§ **Items**:
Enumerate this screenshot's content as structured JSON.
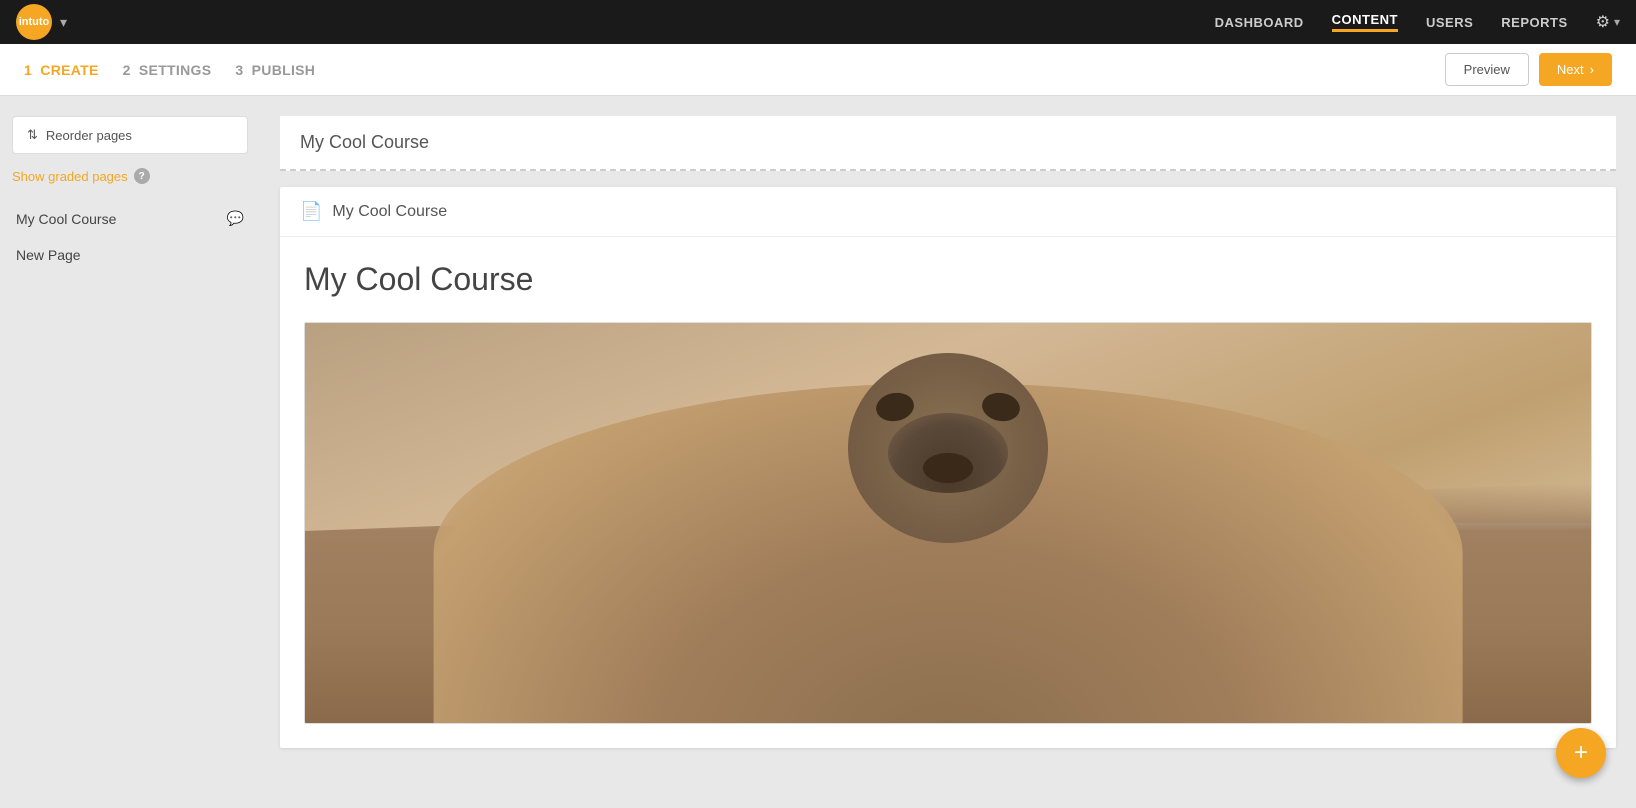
{
  "brand": {
    "logo_text": "intuto",
    "accent_color": "#f5a623"
  },
  "top_nav": {
    "links": [
      {
        "id": "dashboard",
        "label": "DASHBOARD",
        "active": false
      },
      {
        "id": "content",
        "label": "CONTENT",
        "active": true
      },
      {
        "id": "users",
        "label": "USERS",
        "active": false
      },
      {
        "id": "reports",
        "label": "REPORTS",
        "active": false
      }
    ],
    "settings_label": "⚙"
  },
  "step_bar": {
    "steps": [
      {
        "number": "1",
        "label": "CREATE",
        "active": true
      },
      {
        "number": "2",
        "label": "SETTINGS",
        "active": false
      },
      {
        "number": "3",
        "label": "PUBLISH",
        "active": false
      }
    ],
    "preview_label": "Preview",
    "next_label": "Next"
  },
  "sidebar": {
    "reorder_label": "Reorder pages",
    "show_graded_label": "Show graded pages",
    "help_icon_label": "?",
    "pages": [
      {
        "title": "My Cool Course",
        "has_comment": true
      },
      {
        "title": "New Page",
        "has_comment": false
      }
    ]
  },
  "course_editor": {
    "title_placeholder": "My Cool Course",
    "current_page_title": "My Cool Course",
    "course_heading": "My Cool Course",
    "page_icon": "📄"
  },
  "fab": {
    "icon": "+"
  }
}
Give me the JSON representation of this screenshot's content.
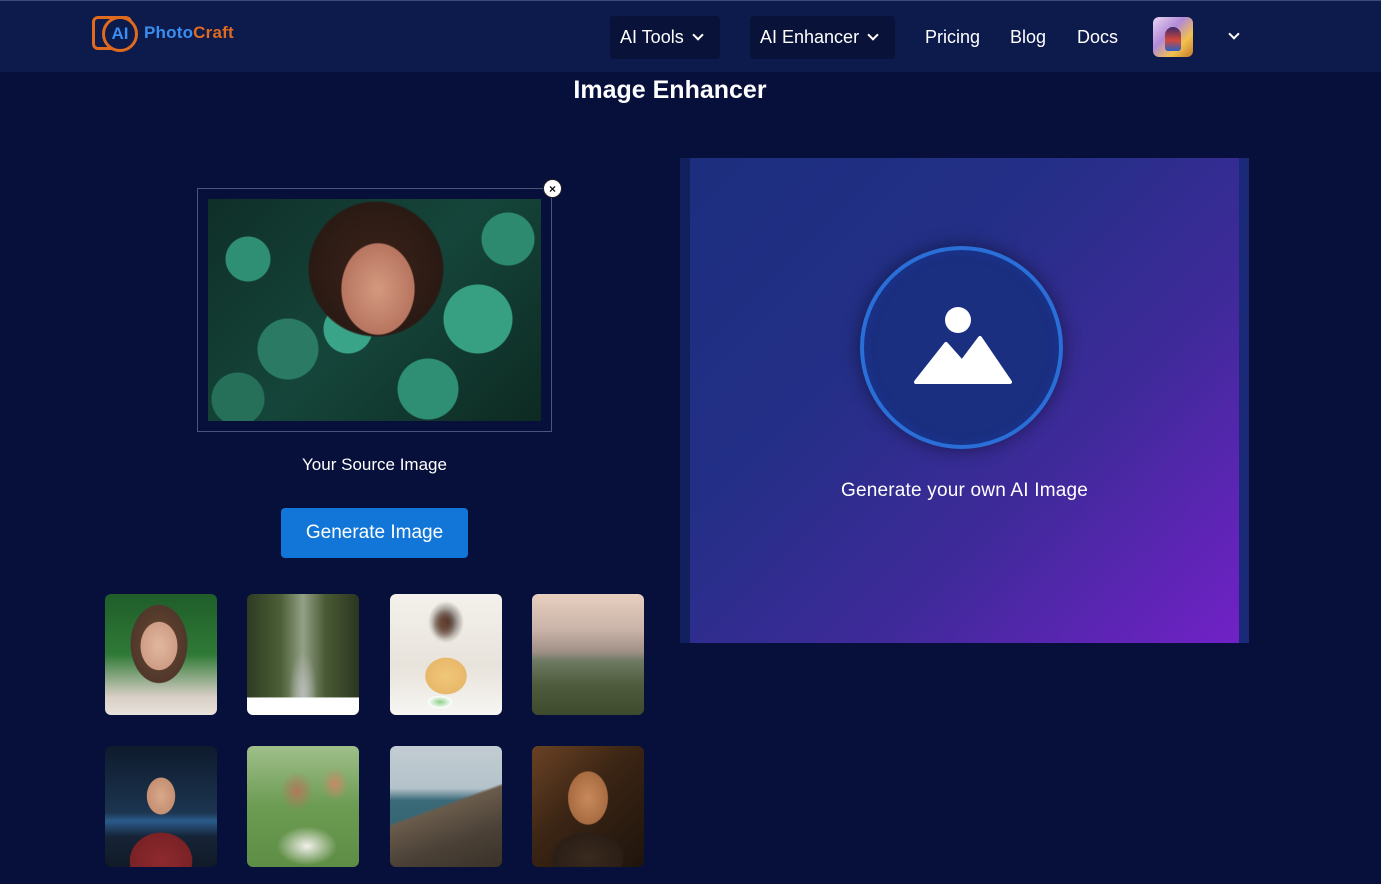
{
  "header": {
    "logo": {
      "ai": "AI",
      "photo": "Photo",
      "craft": "Craft"
    },
    "nav": {
      "ai_tools": "AI Tools",
      "ai_enhancer": "AI Enhancer",
      "pricing": "Pricing",
      "blog": "Blog",
      "docs": "Docs"
    }
  },
  "page": {
    "title": "Image Enhancer"
  },
  "source": {
    "close_glyph": "×",
    "caption": "Your Source Image",
    "generate_label": "Generate Image"
  },
  "output": {
    "caption": "Generate your own AI Image"
  },
  "icons": {
    "close": "close-icon",
    "chevron": "chevron-down-icon",
    "placeholder": "image-placeholder-icon"
  },
  "colors": {
    "background": "#070f3b",
    "header": "#0c1a4c",
    "primary_button": "#1176d8",
    "logo_blue": "#3a8ef0",
    "logo_orange": "#e06a1e",
    "panel_gradient_start": "#1c2e7e",
    "panel_gradient_end": "#7321c8"
  }
}
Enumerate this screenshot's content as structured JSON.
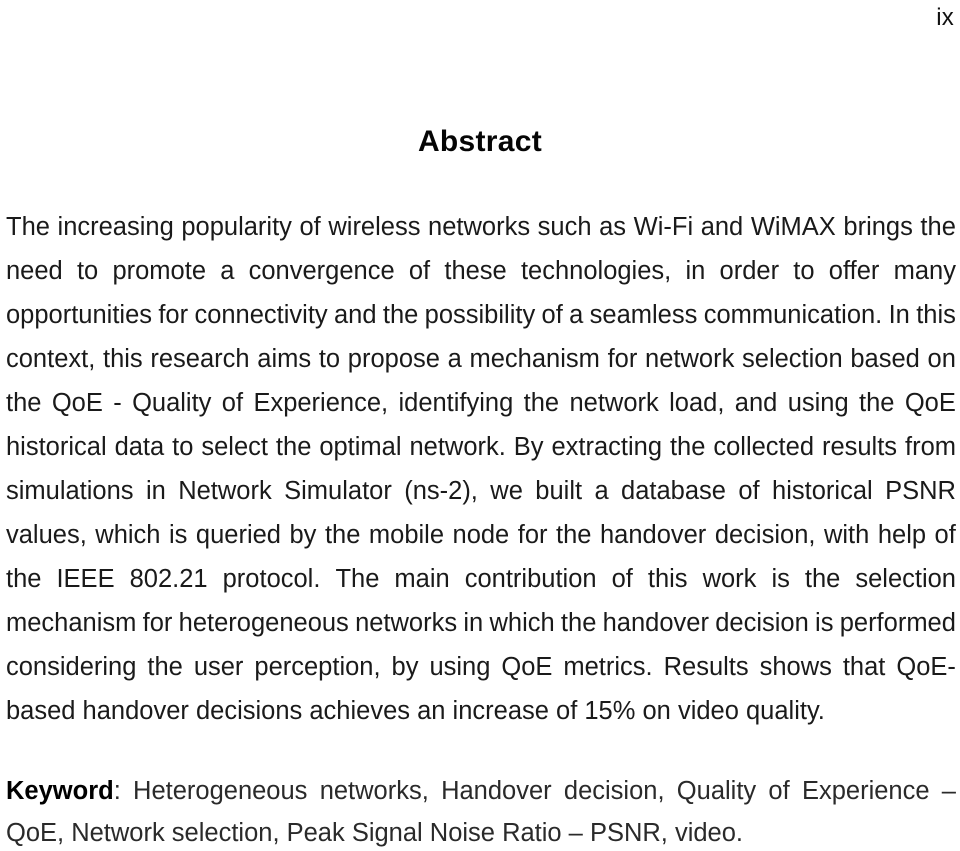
{
  "page": {
    "folio": "ix",
    "heading": "Abstract"
  },
  "abstract": {
    "full_text": "The increasing popularity of wireless networks such as Wi-Fi and WiMAX brings the need to promote a convergence of these technologies, in order to offer many opportunities for connectivity and the possibility of a seamless communication. In this context, this research aims to propose a mechanism for network selection based on the QoE - Quality of Experience, identifying the network load, and using the QoE historical data to select the optimal network. By extracting the collected results from simulations in Network Simulator (ns-2), we built a database of historical PSNR values, which is queried by the mobile node for the handover decision, with help of the IEEE 802.21 protocol. The main contribution of this work is the selection mechanism for heterogeneous networks in which the handover decision is performed considering the user perception, by using QoE metrics. Results shows that QoE-based handover decisions achieves an increase of 15% on video quality.",
    "lines": [
      {
        "words": [
          "The",
          "increasing",
          "popularity",
          "of",
          "wireless",
          "networks",
          "such",
          "as",
          "Wi-Fi",
          "and",
          "WiMAX",
          "brings",
          "the"
        ],
        "justified": true
      },
      {
        "words": [
          "need",
          "to",
          "promote",
          "a",
          "convergence",
          "of",
          "these",
          "technologies,",
          "in",
          "order",
          "to",
          "offer",
          "many"
        ],
        "justified": true
      },
      {
        "words": [
          "opportunities",
          "for",
          "connectivity",
          "and",
          "the",
          "possibility",
          "of",
          "a",
          "seamless",
          "communication.",
          "In",
          "this"
        ],
        "justified": true
      },
      {
        "words": [
          "context,",
          "this",
          "research",
          "aims",
          "to",
          "propose",
          "a",
          "mechanism",
          "for",
          "network",
          "selection",
          "based",
          "on"
        ],
        "justified": true
      },
      {
        "words": [
          "the",
          "QoE",
          "-",
          "Quality",
          "of",
          "Experience,",
          "identifying",
          "the",
          "network",
          "load,",
          "and",
          "using",
          "the",
          "QoE"
        ],
        "justified": true
      },
      {
        "words": [
          "historical",
          "data",
          "to",
          "select",
          "the",
          "optimal",
          "network.",
          "By",
          "extracting",
          "the",
          "collected",
          "results",
          "from"
        ],
        "justified": true
      },
      {
        "words": [
          "simulations",
          "in",
          "Network",
          "Simulator",
          "(ns-2),",
          "we",
          "built",
          "a",
          "database",
          "of",
          "historical",
          "PSNR"
        ],
        "justified": true
      },
      {
        "words": [
          "values,",
          "which",
          "is",
          "queried",
          "by",
          "the",
          "mobile",
          "node",
          "for",
          "the",
          "handover",
          "decision,",
          "with",
          "help",
          "of"
        ],
        "justified": true
      },
      {
        "words": [
          "the",
          "IEEE",
          "802.21",
          "protocol.",
          "The",
          "main",
          "contribution",
          "of",
          "this",
          "work",
          "is",
          "the",
          "selection"
        ],
        "justified": true
      },
      {
        "words": [
          "mechanism",
          "for",
          "heterogeneous",
          "networks",
          "in",
          "which",
          "the",
          "handover",
          "decision",
          "is",
          "performed"
        ],
        "justified": true
      },
      {
        "words": [
          "considering",
          "the",
          "user",
          "perception,",
          "by",
          "using",
          "QoE",
          "metrics.",
          "Results",
          "shows",
          "that",
          "QoE-"
        ],
        "justified": true
      },
      {
        "text": "based handover decisions achieves an increase of 15% on video quality.",
        "justified": false
      }
    ]
  },
  "keyword": {
    "label": "Keyword",
    "colon": ":",
    "full_text": "Heterogeneous networks, Handover decision, Quality of Experience – QoE, Network selection, Peak Signal Noise Ratio – PSNR, video.",
    "line1_words": [
      "Heterogeneous",
      "networks,",
      "Handover",
      "decision,",
      "Quality",
      "of",
      "Experience",
      "–"
    ],
    "line2_text": "QoE, Network selection, Peak Signal Noise Ratio – PSNR, video."
  },
  "colors": {
    "background": "#ffffff",
    "text": "#1a1a1a",
    "heading": "#050505"
  }
}
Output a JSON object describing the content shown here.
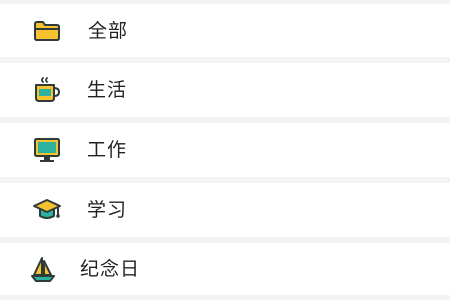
{
  "categories": [
    {
      "label": "全部",
      "icon": "folder-icon"
    },
    {
      "label": "生活",
      "icon": "mug-icon"
    },
    {
      "label": "工作",
      "icon": "monitor-icon"
    },
    {
      "label": "学习",
      "icon": "graduation-cap-icon"
    },
    {
      "label": "纪念日",
      "icon": "sailboat-icon"
    }
  ],
  "colors": {
    "background": "#f3f3f3",
    "row": "#ffffff",
    "text": "#222222",
    "icon_outline": "#2f3a3a",
    "yellow": "#f6c22f",
    "teal": "#2bb3a0"
  }
}
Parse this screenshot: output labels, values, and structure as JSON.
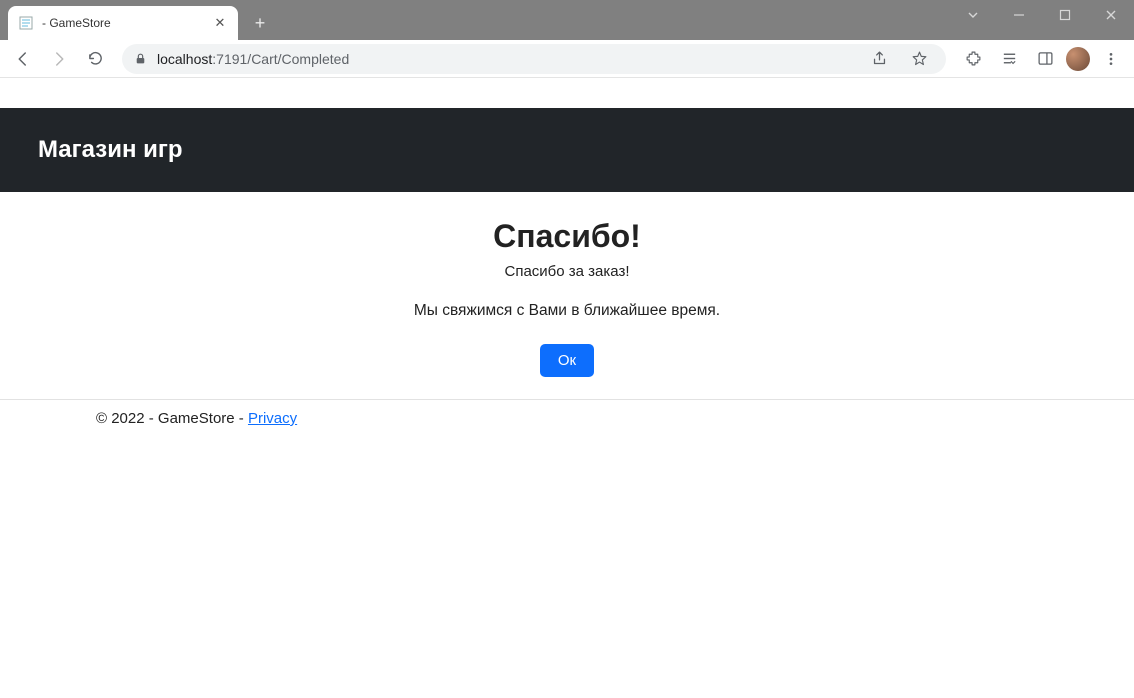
{
  "browser": {
    "tab_title": " - GameStore",
    "url_host": "localhost",
    "url_port_path": ":7191/Cart/Completed"
  },
  "navbar": {
    "brand": "Магазин игр"
  },
  "content": {
    "heading": "Спасибо!",
    "subtitle": "Спасибо за заказ!",
    "message": "Мы свяжимся с Вами в ближайшее время.",
    "ok_label": "Ок"
  },
  "footer": {
    "text": "© 2022 - GameStore - ",
    "privacy_label": "Privacy"
  }
}
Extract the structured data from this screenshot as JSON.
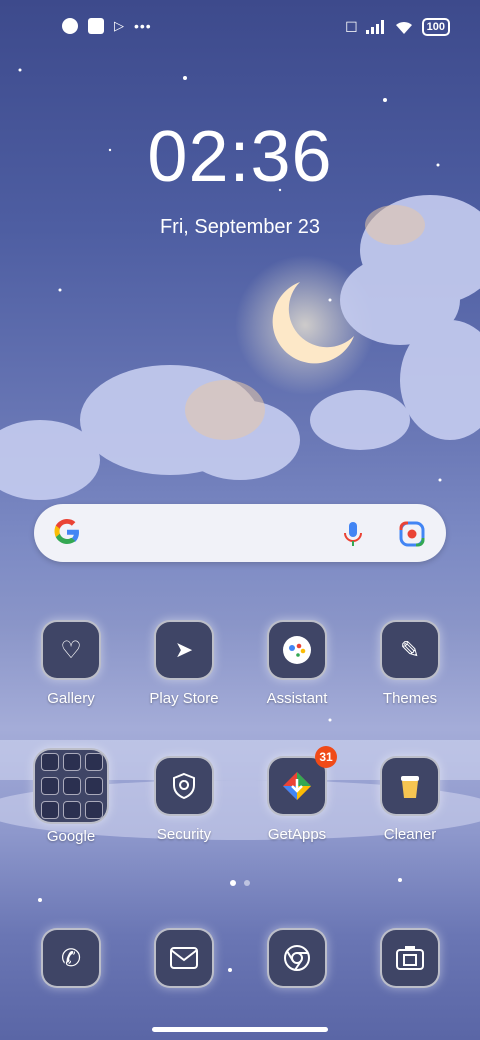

§ **To do**:
List all lines holding the string "Enhancer".

§ **Output of the task**:
      "ai_enhancer": "AI Enhancer",
    "title": "Image Enhancer"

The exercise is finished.